Stored data entries:
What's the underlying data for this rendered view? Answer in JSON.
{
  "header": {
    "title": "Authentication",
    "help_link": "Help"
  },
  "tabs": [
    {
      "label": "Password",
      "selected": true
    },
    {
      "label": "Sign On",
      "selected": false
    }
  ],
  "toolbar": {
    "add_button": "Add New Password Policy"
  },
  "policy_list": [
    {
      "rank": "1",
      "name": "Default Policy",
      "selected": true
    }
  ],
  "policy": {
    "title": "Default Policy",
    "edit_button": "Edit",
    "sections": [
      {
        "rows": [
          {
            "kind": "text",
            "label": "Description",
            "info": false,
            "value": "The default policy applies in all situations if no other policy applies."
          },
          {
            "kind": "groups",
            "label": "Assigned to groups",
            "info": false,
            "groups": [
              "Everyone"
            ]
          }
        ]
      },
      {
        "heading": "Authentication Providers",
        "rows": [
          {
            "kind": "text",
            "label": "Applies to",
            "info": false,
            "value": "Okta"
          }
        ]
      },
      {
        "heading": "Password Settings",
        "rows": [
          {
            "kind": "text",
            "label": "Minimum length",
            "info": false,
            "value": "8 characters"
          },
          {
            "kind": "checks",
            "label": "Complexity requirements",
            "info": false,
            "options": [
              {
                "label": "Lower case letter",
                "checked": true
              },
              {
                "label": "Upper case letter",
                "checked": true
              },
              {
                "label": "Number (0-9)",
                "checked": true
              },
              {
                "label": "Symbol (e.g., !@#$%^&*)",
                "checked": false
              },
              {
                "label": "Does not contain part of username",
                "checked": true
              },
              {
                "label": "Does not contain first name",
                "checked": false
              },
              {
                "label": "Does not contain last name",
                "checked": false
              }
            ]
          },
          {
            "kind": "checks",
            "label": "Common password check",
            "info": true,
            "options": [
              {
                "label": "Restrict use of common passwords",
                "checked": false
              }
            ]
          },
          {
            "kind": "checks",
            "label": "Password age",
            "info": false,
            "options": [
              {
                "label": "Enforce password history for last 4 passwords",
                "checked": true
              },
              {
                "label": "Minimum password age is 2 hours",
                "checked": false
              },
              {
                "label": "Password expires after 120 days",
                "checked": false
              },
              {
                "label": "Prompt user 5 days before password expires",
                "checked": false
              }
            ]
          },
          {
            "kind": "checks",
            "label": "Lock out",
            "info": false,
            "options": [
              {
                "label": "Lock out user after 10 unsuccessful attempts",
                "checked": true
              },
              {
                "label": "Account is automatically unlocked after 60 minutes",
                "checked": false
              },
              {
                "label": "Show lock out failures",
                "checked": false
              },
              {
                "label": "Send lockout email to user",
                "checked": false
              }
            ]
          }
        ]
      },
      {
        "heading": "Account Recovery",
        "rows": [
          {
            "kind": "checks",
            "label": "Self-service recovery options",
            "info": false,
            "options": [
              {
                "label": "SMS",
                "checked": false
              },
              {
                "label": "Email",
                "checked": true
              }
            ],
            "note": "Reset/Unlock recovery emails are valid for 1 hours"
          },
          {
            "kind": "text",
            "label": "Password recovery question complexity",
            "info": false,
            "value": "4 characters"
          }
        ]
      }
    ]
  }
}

◆ Task instructions:
Among the entries above, identify all lines with "Minimum" and copy them.

◆ Solved exercise:
            "label": "Minimum length",
                "label": "Minimum password age is 2 hours",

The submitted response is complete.